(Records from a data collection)
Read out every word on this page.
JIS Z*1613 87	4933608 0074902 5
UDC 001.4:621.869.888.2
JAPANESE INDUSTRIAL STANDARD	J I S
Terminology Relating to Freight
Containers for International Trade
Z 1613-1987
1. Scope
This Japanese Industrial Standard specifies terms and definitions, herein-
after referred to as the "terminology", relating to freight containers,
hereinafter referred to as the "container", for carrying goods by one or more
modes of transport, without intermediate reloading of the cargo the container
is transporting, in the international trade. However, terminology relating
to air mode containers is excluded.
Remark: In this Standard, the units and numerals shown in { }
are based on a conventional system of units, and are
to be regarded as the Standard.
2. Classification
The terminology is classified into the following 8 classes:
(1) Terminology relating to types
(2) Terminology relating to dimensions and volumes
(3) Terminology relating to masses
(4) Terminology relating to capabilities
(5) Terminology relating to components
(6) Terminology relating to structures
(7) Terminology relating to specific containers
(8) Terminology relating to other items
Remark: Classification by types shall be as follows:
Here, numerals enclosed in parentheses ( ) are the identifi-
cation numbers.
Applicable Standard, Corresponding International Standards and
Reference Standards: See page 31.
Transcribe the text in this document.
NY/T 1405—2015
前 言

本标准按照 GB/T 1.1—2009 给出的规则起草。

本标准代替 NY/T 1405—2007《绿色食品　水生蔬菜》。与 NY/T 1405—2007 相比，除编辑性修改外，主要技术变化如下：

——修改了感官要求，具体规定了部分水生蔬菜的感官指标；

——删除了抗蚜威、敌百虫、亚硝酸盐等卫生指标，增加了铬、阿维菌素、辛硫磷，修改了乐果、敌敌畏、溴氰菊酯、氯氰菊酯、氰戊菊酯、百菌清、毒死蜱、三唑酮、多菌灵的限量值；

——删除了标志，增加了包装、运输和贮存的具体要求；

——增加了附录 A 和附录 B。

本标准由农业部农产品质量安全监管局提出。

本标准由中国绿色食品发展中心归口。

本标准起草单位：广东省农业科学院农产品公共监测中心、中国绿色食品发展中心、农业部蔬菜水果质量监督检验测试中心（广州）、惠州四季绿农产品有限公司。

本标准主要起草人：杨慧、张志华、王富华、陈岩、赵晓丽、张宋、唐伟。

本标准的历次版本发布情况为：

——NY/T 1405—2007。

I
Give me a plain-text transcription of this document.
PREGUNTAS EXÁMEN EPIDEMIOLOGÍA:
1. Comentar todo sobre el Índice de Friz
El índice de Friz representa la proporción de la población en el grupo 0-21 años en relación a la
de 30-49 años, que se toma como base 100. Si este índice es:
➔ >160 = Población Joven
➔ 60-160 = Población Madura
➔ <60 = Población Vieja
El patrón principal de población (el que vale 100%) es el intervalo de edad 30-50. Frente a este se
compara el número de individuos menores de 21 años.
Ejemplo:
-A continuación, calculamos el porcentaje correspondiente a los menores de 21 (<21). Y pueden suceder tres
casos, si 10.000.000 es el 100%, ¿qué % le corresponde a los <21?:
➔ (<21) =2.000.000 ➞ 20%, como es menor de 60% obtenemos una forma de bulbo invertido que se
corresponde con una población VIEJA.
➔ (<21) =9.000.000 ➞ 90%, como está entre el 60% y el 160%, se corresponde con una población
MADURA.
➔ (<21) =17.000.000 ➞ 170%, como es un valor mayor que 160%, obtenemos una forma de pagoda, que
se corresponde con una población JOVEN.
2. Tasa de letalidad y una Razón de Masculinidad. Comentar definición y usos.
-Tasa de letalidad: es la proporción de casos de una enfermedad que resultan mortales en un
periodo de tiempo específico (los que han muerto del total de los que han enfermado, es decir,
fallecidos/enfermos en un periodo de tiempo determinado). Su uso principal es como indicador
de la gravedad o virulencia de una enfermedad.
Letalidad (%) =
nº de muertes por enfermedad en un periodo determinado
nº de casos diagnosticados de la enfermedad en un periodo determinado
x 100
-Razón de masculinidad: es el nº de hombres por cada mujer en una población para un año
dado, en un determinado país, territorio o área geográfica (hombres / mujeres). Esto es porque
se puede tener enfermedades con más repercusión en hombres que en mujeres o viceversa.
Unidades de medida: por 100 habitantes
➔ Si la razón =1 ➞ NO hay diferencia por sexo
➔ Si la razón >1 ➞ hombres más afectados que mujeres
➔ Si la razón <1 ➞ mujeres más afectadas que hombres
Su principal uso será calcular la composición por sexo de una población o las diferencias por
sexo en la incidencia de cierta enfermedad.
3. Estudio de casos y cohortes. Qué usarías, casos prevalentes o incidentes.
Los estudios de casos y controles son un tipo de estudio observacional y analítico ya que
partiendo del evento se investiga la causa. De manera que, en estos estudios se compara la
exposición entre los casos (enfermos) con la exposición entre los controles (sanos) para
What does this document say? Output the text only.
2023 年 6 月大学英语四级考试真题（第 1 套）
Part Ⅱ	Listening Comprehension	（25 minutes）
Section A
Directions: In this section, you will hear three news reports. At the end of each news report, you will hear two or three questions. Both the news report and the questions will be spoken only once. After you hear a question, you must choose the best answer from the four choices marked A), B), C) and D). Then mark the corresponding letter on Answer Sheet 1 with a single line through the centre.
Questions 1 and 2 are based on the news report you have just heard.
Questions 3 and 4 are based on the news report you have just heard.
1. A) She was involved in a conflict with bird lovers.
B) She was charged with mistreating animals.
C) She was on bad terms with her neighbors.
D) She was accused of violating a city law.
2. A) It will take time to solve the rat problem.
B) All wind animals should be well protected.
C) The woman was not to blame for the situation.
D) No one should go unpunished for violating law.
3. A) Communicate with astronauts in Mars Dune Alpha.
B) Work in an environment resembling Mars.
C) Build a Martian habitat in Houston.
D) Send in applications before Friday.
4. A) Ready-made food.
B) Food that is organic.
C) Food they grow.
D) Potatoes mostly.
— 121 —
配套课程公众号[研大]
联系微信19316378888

**Task objective:** Scan the material above for the string "types" and return the lines that hold it.

**Right answer:**
(1) Terminology relating to types
Remark: Classification by types shall be as follows:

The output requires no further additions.